» **What to do**
Your task is to locate every line holding the string "counts" and to copy each of them.

» **Input rows**
══════════════════════════════
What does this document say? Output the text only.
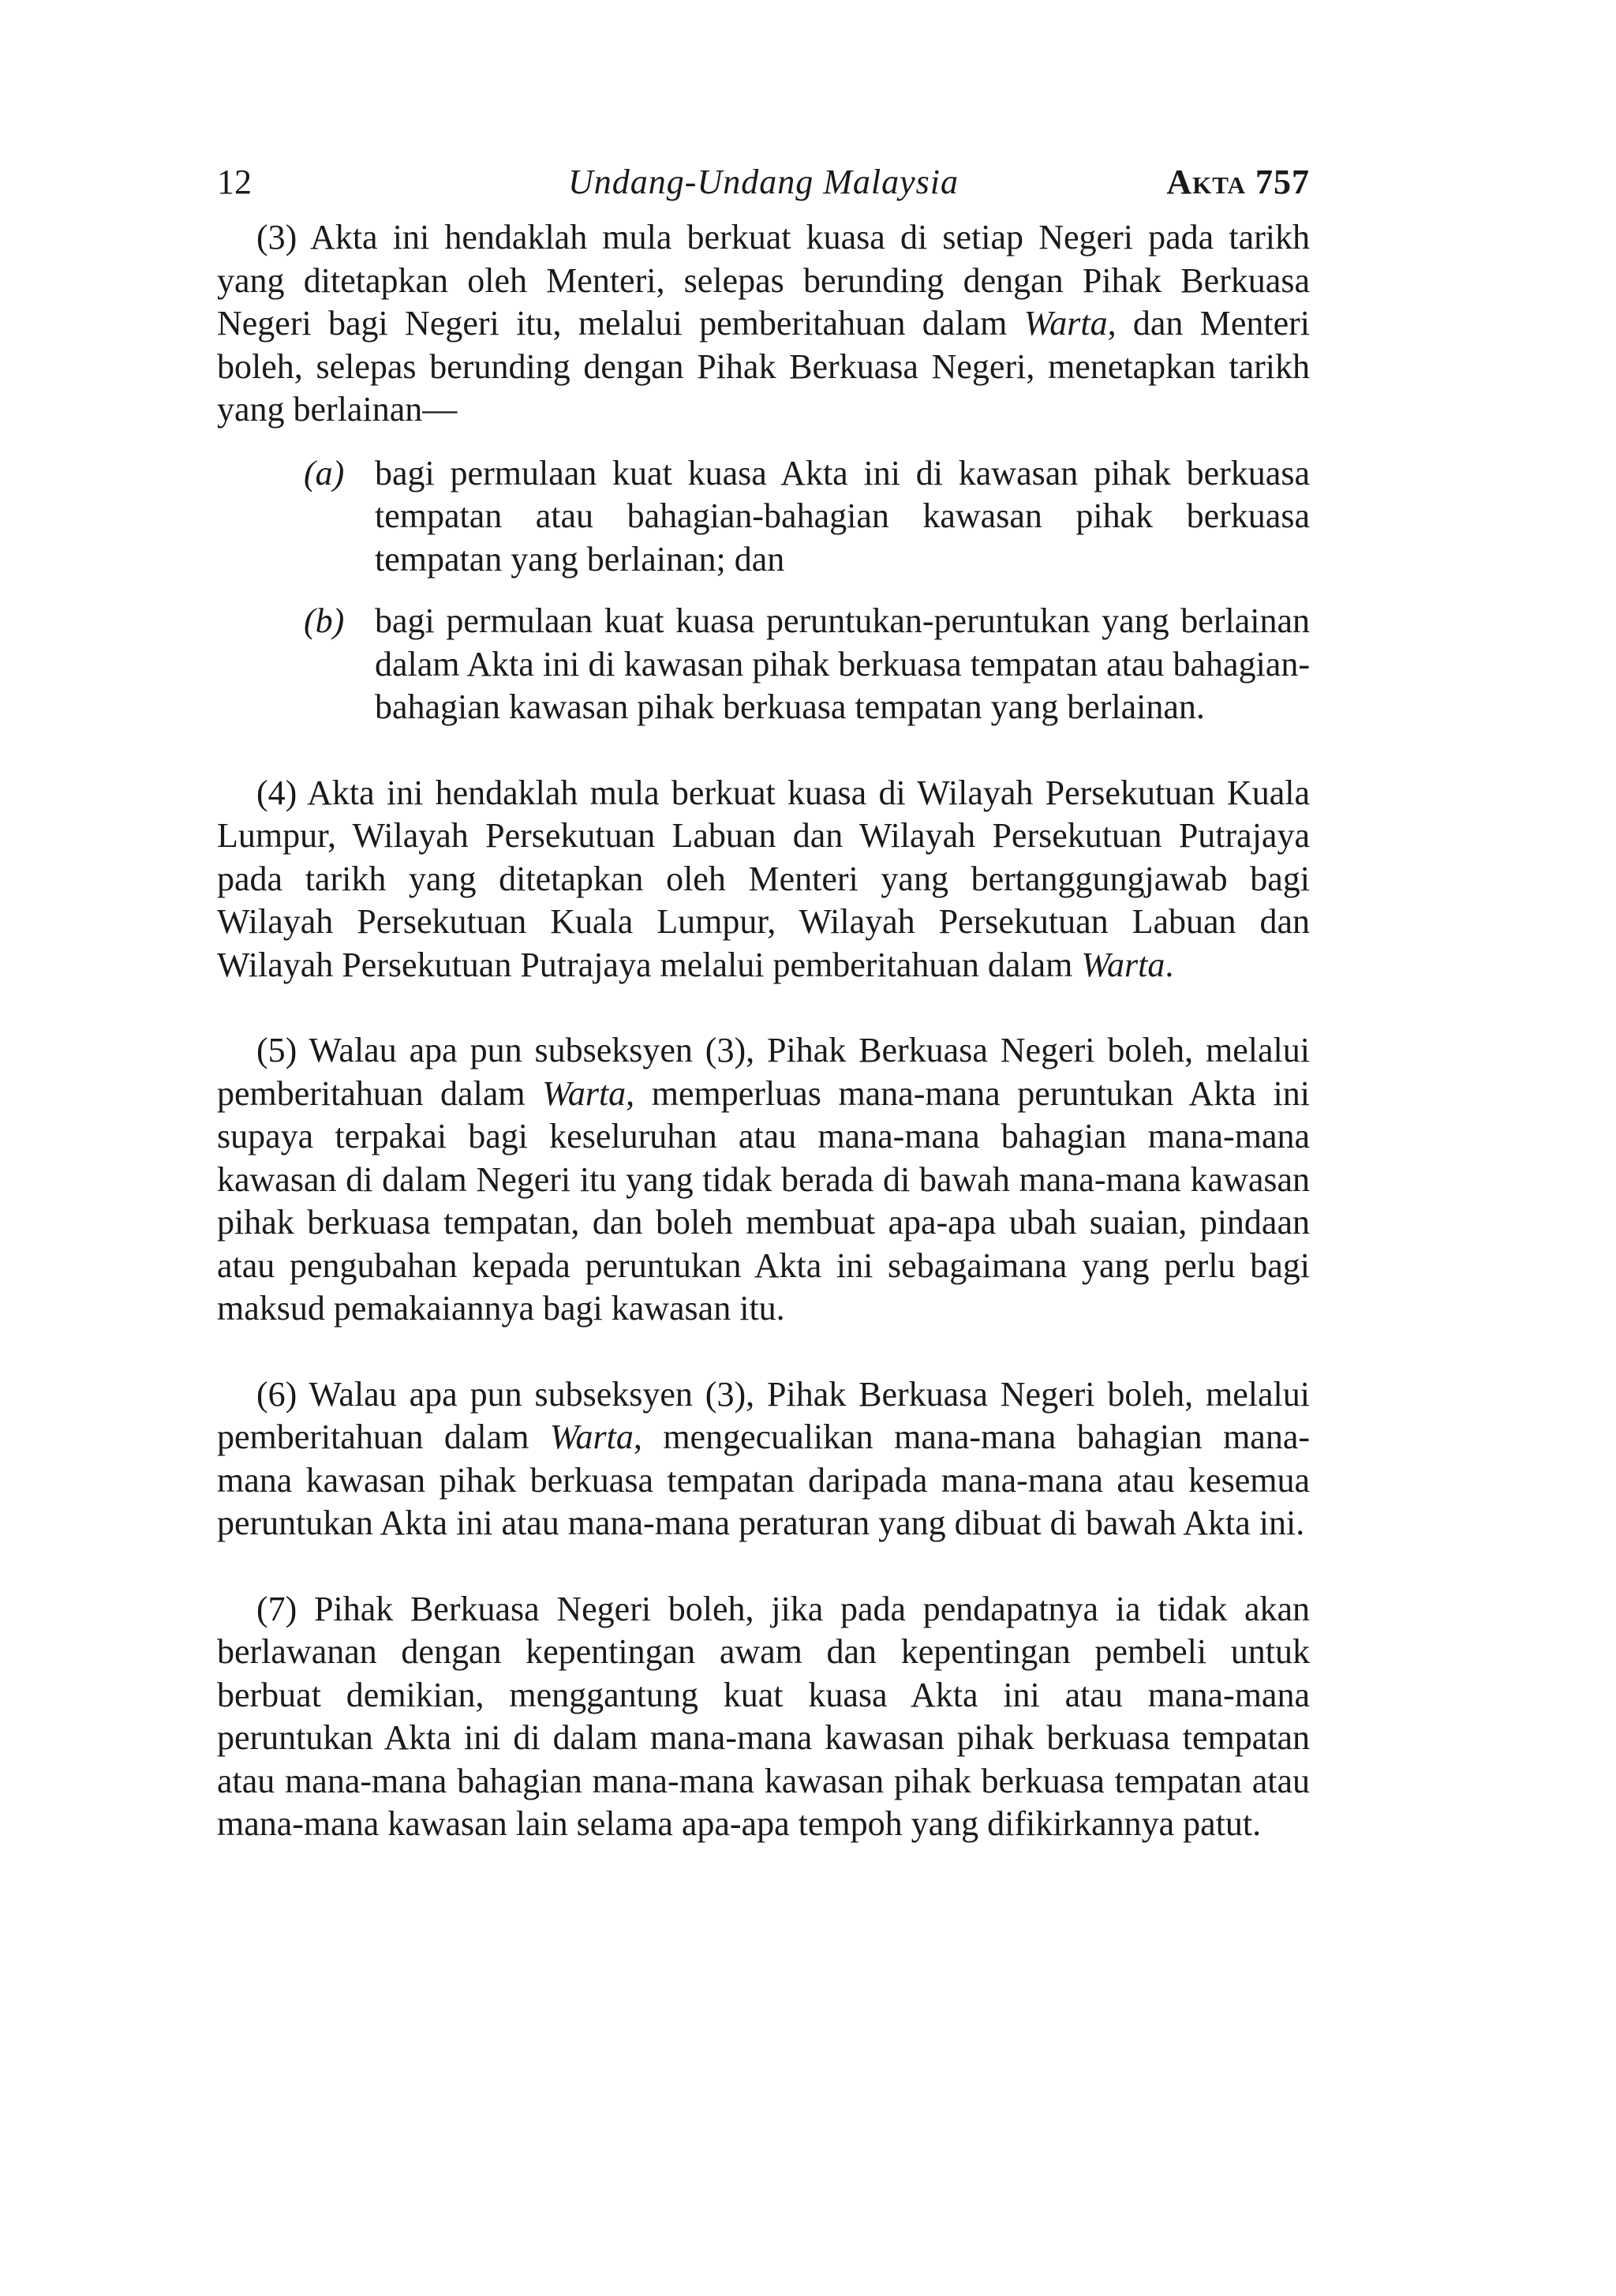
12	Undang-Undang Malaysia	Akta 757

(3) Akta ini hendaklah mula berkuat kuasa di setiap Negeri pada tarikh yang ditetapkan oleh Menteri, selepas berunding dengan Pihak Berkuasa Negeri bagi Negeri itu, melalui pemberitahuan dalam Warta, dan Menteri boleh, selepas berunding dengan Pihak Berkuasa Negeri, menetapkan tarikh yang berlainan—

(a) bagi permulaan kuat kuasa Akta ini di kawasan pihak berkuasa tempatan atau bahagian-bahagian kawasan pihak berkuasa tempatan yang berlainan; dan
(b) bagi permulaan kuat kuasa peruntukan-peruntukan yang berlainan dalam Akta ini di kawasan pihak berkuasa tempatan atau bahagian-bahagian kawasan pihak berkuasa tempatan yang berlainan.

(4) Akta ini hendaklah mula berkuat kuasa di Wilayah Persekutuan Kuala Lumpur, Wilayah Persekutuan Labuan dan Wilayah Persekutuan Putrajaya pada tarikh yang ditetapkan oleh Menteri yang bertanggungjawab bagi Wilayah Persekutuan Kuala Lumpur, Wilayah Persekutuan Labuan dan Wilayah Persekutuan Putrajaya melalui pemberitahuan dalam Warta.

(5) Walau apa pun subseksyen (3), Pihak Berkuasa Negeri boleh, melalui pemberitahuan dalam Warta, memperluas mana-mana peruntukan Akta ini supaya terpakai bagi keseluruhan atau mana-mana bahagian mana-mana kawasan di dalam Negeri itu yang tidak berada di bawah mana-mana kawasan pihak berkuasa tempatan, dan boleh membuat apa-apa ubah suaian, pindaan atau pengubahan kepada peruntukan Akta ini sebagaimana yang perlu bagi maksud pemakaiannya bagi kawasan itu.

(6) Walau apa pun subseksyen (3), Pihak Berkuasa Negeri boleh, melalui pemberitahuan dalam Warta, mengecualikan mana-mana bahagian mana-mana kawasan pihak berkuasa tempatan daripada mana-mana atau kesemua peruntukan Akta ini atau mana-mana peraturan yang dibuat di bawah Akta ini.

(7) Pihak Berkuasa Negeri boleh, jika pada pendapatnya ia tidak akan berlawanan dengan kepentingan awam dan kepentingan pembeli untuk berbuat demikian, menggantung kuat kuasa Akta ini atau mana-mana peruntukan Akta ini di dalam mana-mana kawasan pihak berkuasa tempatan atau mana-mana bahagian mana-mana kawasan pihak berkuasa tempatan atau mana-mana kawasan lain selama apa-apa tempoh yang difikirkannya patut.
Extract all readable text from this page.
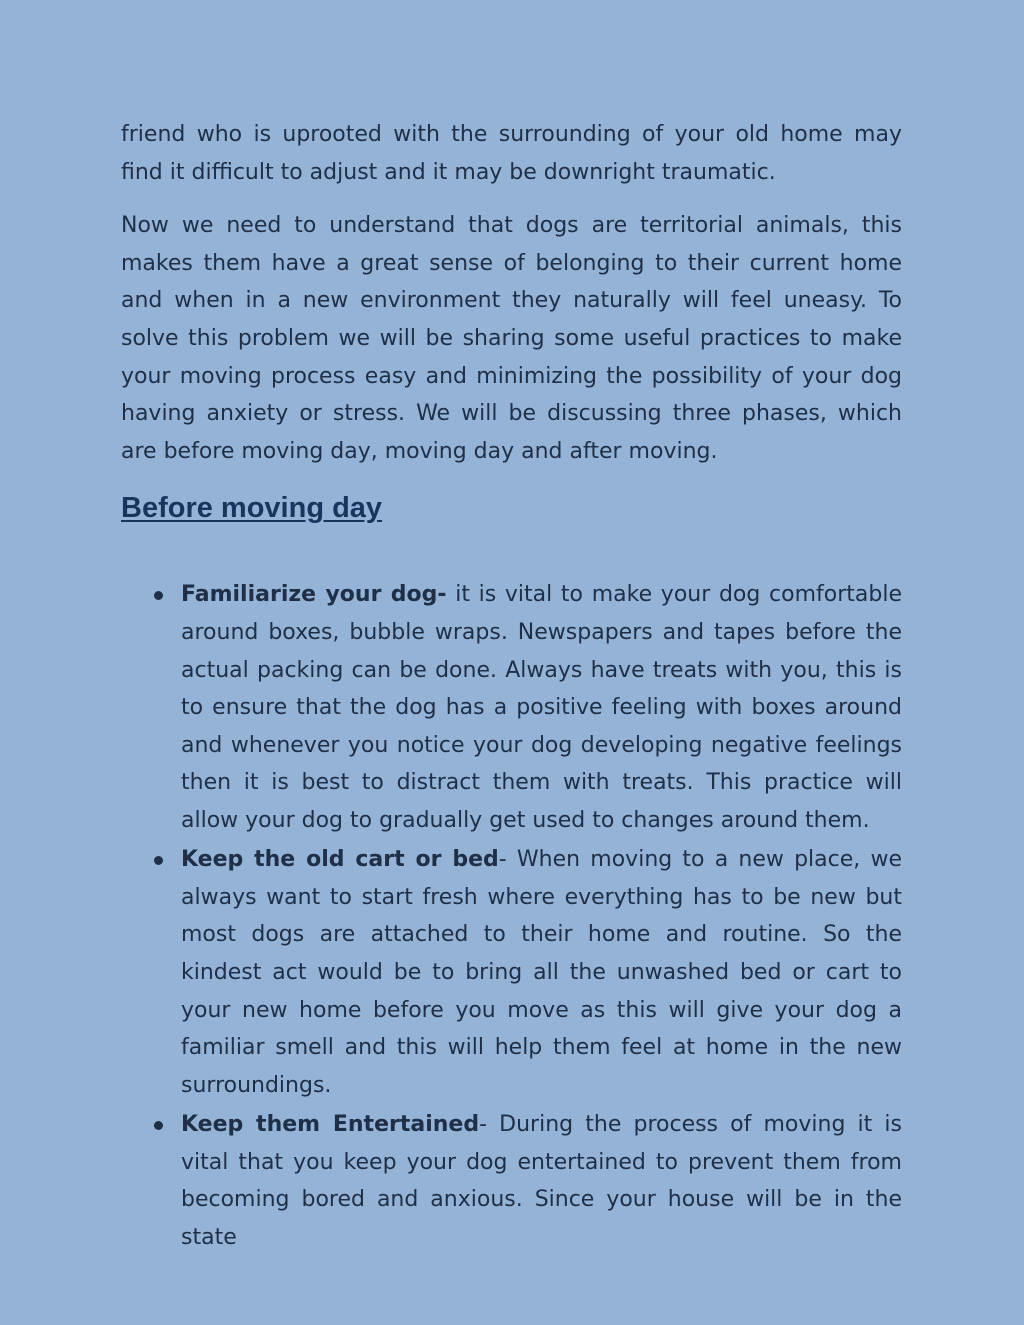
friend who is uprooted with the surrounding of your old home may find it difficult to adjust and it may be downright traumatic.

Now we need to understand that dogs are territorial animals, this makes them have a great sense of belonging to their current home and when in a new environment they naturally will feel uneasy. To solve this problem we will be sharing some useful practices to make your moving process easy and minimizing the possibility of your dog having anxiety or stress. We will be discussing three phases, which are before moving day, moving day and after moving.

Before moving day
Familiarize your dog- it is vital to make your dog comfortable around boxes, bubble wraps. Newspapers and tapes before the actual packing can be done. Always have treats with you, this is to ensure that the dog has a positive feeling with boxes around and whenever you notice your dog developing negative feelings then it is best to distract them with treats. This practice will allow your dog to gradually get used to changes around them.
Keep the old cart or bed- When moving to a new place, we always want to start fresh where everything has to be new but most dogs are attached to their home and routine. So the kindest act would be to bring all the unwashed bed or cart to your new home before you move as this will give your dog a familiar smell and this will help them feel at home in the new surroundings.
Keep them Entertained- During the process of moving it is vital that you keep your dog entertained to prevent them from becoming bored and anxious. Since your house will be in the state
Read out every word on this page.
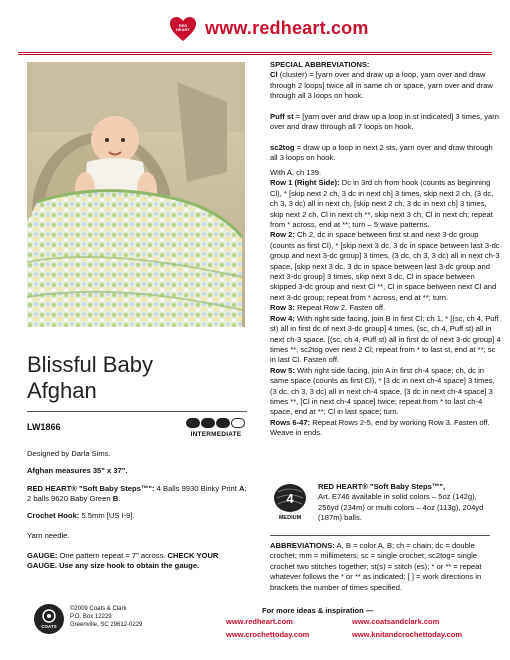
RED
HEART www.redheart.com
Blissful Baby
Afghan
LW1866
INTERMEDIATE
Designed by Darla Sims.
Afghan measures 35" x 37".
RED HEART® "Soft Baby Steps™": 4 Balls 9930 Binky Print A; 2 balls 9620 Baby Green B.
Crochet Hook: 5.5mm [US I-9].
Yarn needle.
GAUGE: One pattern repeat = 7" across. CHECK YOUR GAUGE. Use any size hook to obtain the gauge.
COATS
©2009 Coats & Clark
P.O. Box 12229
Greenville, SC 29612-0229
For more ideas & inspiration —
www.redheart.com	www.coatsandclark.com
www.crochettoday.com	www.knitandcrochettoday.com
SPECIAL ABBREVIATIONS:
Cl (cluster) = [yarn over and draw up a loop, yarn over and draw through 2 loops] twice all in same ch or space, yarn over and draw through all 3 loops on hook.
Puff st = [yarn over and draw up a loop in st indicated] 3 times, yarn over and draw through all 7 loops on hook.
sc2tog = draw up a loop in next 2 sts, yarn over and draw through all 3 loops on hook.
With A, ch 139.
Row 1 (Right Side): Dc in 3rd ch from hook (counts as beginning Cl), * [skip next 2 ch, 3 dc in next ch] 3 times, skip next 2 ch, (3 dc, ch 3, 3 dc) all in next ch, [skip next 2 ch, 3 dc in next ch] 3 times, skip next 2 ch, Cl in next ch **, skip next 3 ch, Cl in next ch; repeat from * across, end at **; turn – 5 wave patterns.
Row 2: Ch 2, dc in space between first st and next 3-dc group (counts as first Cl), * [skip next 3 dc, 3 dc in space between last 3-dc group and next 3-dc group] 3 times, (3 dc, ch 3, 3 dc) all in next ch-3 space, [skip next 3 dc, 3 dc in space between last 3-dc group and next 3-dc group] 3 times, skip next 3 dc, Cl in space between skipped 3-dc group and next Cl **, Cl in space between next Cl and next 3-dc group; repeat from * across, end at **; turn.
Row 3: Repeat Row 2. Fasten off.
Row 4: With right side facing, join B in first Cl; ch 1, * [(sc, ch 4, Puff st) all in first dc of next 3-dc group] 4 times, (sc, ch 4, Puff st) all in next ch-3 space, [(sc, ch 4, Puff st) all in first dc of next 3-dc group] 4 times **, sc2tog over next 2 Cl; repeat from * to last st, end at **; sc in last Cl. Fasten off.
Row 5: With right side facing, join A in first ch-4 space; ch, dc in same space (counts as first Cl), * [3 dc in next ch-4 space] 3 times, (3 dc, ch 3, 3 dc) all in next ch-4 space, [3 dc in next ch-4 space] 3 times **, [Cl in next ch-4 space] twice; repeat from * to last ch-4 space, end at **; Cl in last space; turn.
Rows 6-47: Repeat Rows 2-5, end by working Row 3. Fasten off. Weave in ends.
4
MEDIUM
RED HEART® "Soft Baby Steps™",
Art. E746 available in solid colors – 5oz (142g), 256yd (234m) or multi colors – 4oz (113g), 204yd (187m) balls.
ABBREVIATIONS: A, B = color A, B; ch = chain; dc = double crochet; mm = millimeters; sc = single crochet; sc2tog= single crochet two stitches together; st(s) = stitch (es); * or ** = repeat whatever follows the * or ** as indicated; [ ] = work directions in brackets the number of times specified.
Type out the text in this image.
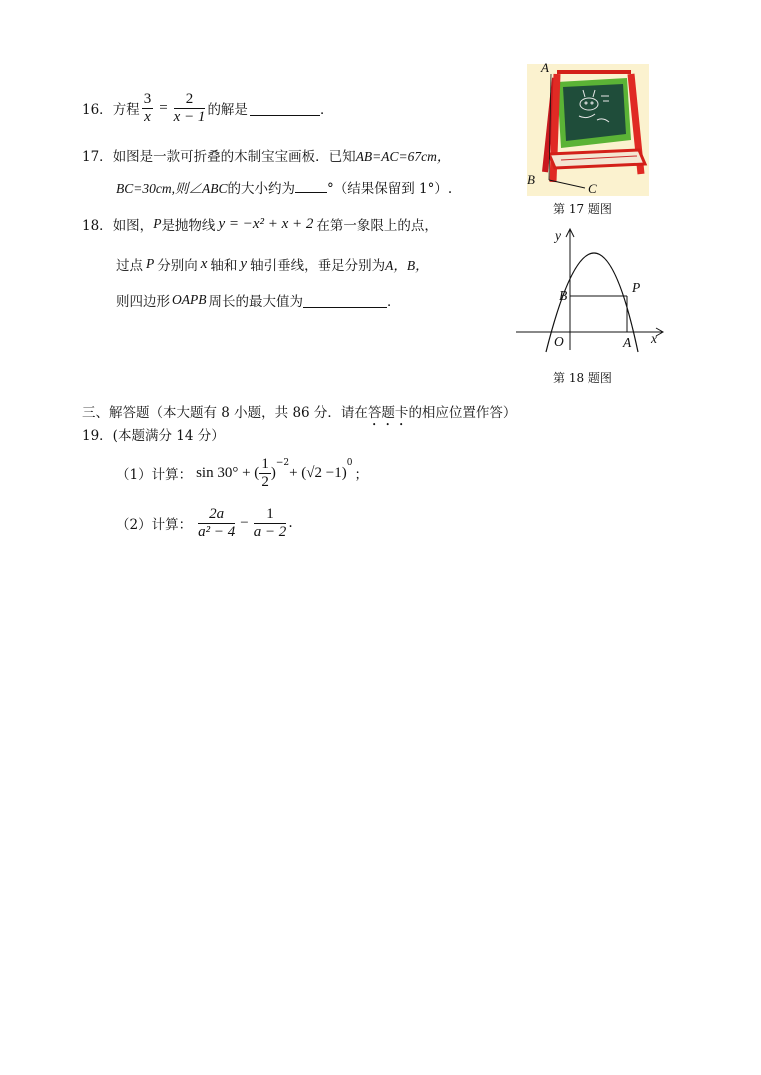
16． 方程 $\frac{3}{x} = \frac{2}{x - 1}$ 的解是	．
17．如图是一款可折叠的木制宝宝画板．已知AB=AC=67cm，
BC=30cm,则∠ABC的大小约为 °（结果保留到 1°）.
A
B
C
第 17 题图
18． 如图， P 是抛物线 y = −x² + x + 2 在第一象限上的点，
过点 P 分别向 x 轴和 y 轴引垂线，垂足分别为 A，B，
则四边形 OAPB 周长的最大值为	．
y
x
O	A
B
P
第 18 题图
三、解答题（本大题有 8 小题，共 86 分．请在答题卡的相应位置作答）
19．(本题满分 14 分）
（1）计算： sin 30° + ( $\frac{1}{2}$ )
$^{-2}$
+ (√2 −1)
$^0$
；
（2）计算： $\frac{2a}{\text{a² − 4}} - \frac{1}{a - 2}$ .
══════════════════════════════
» **Solution to this task**
Row 1 (Right Side): Dc in 3rd ch from hook (counts as beginning Cl), * [skip next 2 ch, 3 dc in next ch] 3 times, skip next 2 ch, (3 dc, ch 3, 3 dc) all in next ch, [skip next 2 ch, 3 dc in next ch] 3 times, skip next 2 ch, Cl in next ch **, skip next 3 ch, Cl in next ch; repeat from * across, end at **; turn – 5 wave patterns.
Row 2: Ch 2, dc in space between first st and next 3-dc group (counts as first Cl), * [skip next 3 dc, 3 dc in space between last 3-dc group and next 3-dc group] 3 times, (3 dc, ch 3, 3 dc) all in next ch-3 space, [skip next 3 dc, 3 dc in space between last 3-dc group and next 3-dc group] 3 times, skip next 3 dc, Cl in space between skipped 3-dc group and next Cl **, Cl in space between next Cl and next 3-dc group; repeat from * across, end at **; turn.
Row 5: With right side facing, join A in first ch-4 space; ch, dc in same space (counts as first Cl), * [3 dc in next ch-4 space] 3 times, (3 dc, ch 3, 3 dc) all in next ch-4 space, [3 dc in next ch-4 space] 3 times **, [Cl in next ch-4 space] twice; repeat from * to last ch-4 space, end at **; Cl in last space; turn.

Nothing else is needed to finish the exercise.